Locate every line in the material below that has the word "Continuous". Copy each of those lines.
***** Dataset excerpts *****
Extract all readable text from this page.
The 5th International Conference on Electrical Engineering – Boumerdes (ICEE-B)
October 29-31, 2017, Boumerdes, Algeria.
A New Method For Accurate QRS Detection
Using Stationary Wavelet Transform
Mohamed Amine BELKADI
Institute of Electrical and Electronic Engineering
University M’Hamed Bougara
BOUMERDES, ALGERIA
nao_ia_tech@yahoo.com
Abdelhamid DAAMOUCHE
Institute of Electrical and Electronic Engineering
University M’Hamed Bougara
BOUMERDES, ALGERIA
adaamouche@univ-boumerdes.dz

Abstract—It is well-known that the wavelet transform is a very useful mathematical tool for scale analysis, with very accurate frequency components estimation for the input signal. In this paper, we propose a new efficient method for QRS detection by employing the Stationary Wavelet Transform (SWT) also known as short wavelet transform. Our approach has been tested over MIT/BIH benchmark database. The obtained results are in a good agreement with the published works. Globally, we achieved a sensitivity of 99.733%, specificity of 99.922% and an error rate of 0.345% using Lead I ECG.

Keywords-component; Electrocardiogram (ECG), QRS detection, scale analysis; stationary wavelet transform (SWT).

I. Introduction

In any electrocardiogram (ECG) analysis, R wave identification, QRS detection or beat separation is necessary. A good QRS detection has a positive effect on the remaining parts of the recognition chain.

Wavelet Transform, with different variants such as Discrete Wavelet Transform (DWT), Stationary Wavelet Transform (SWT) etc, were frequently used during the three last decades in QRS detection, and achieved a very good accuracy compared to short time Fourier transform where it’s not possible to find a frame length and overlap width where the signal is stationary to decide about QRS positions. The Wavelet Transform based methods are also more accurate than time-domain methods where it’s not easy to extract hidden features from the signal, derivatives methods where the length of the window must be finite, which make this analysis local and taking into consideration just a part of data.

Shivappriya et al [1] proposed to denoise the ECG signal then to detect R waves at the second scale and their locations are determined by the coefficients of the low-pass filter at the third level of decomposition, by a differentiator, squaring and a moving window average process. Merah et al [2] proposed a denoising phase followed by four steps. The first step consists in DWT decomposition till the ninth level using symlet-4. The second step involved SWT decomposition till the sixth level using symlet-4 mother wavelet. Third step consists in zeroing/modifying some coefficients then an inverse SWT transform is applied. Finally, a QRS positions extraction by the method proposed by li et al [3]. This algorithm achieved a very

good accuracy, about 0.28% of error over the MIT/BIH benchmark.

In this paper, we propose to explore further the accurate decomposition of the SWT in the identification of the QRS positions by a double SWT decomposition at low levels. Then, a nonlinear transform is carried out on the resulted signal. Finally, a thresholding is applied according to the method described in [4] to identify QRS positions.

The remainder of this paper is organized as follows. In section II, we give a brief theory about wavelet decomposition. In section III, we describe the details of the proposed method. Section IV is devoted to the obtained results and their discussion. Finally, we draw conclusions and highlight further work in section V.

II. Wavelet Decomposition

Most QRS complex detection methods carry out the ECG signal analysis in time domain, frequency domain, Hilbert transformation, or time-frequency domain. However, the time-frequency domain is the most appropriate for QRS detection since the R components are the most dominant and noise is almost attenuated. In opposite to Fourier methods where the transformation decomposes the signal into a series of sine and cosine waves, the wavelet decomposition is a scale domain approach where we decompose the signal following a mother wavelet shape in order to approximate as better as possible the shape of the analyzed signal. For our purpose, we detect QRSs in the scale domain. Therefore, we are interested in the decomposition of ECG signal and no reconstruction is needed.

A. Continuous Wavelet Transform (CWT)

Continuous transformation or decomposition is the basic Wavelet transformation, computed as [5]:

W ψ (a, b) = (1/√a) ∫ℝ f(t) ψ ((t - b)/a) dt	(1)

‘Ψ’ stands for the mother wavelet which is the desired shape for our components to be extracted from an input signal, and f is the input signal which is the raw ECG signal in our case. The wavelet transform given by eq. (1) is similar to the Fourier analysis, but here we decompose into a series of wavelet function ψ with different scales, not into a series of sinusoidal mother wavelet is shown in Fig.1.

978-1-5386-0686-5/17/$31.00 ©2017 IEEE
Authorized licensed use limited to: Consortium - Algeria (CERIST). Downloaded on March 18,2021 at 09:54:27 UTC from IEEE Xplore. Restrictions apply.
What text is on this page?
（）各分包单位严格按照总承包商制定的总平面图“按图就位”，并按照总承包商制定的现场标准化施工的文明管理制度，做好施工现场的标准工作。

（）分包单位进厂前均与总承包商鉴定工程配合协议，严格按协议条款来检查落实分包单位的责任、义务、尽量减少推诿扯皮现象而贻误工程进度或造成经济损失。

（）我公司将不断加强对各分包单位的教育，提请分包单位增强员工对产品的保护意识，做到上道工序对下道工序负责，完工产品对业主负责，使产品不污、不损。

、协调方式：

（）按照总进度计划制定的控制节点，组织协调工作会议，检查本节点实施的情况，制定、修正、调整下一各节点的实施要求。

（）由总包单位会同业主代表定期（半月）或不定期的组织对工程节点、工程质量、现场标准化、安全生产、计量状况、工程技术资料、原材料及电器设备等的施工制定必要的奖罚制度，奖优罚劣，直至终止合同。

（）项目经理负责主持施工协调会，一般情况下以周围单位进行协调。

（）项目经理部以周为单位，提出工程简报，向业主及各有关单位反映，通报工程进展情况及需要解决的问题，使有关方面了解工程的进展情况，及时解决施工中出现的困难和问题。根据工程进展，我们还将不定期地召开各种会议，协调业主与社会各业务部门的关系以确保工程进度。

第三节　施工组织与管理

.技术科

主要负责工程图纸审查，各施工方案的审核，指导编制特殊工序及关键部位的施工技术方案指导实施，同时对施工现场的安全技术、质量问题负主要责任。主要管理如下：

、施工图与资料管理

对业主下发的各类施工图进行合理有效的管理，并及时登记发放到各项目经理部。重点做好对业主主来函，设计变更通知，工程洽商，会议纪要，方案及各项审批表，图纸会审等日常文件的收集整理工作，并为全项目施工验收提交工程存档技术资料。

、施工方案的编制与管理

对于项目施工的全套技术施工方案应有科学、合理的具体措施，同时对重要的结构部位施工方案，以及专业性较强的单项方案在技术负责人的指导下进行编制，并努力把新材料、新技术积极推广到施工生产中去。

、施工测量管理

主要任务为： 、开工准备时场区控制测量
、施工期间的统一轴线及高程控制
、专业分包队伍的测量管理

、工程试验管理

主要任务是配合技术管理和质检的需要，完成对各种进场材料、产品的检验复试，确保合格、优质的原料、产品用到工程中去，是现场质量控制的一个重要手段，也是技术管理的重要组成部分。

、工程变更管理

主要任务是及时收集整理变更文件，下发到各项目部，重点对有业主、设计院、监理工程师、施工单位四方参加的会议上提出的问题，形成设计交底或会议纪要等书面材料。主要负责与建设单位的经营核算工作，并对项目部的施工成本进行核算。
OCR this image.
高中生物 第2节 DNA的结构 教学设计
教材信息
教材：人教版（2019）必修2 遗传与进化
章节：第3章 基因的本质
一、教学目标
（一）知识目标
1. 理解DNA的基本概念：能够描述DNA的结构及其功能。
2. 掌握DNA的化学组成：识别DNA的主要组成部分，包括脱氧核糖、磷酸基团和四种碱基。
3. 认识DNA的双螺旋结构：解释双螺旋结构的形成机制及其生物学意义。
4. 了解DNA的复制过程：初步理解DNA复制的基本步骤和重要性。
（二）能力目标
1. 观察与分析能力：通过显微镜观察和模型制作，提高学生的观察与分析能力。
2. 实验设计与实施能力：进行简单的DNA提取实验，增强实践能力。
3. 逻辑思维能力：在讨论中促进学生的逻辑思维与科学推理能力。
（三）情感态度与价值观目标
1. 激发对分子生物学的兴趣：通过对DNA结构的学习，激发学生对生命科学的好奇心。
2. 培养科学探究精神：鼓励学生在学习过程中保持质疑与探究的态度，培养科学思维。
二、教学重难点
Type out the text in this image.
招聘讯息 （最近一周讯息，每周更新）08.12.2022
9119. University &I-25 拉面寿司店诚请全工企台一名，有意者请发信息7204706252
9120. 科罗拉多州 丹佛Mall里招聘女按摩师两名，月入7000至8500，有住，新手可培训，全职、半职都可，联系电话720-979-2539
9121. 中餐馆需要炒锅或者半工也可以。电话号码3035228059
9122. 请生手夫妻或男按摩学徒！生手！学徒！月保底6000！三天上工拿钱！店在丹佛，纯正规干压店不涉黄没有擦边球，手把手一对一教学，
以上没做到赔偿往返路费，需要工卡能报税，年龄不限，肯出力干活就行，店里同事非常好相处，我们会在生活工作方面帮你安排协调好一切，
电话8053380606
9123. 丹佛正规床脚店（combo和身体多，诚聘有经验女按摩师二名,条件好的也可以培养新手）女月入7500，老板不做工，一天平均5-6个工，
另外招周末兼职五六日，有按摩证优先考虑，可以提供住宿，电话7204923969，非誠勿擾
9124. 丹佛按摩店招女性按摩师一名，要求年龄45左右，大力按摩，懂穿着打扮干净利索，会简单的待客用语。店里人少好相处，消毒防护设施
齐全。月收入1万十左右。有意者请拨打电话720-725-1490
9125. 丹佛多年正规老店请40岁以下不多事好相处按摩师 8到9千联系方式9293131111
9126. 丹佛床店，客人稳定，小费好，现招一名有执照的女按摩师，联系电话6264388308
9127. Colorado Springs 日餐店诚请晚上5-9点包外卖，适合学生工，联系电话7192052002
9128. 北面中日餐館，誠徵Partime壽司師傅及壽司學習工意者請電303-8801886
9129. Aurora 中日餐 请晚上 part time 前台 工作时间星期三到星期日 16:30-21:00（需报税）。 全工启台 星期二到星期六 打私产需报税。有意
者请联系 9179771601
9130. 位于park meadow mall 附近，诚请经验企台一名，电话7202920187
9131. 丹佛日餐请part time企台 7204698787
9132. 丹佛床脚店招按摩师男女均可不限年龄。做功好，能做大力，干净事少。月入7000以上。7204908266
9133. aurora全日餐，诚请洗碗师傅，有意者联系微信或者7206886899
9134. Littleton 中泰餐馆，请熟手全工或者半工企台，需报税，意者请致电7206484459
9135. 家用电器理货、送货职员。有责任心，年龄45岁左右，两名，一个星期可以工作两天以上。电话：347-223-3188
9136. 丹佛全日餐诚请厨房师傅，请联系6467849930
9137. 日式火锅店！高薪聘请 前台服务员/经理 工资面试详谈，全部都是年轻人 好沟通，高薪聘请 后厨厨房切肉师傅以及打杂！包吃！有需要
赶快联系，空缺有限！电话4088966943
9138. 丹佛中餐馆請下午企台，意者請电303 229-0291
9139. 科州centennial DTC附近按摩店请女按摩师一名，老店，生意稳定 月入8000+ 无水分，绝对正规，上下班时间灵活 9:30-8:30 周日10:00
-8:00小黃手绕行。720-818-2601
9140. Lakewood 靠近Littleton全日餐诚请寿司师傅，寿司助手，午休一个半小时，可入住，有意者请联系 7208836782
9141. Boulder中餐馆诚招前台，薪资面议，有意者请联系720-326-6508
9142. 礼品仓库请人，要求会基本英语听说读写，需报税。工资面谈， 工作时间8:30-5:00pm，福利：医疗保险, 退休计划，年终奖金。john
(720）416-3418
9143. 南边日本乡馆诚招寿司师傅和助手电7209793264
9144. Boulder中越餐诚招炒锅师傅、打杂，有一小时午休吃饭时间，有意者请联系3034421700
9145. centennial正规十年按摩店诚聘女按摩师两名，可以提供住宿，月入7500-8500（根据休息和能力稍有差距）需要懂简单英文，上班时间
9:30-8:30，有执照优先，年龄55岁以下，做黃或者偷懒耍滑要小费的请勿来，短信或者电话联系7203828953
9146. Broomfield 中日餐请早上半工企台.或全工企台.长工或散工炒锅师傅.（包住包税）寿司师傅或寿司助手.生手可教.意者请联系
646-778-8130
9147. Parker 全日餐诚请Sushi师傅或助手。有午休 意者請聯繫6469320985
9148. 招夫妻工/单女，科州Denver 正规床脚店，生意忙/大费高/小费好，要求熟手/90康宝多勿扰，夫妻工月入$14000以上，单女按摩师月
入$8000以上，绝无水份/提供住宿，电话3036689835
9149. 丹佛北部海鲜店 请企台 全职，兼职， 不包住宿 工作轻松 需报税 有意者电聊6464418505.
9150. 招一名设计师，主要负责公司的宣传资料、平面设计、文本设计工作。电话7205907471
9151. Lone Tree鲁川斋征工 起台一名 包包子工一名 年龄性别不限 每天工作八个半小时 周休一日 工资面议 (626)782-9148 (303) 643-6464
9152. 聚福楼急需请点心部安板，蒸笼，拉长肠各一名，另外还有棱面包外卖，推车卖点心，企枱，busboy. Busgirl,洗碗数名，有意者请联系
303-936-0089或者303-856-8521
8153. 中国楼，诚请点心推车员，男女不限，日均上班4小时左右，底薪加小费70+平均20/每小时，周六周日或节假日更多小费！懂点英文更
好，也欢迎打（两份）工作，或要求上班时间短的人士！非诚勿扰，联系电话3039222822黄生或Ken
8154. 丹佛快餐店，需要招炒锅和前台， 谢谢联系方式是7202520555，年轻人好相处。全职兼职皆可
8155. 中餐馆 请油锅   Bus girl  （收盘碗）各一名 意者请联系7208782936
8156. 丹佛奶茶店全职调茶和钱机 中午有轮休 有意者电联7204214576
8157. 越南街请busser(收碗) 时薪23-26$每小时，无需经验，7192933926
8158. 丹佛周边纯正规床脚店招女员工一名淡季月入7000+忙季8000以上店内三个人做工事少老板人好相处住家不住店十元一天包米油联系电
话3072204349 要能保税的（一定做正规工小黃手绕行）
*****
• [Written answer]
A. Continuous Wavelet Transform (CWT)
Continuous transformation or decomposition is the basic Wavelet transformation, computed as [5]:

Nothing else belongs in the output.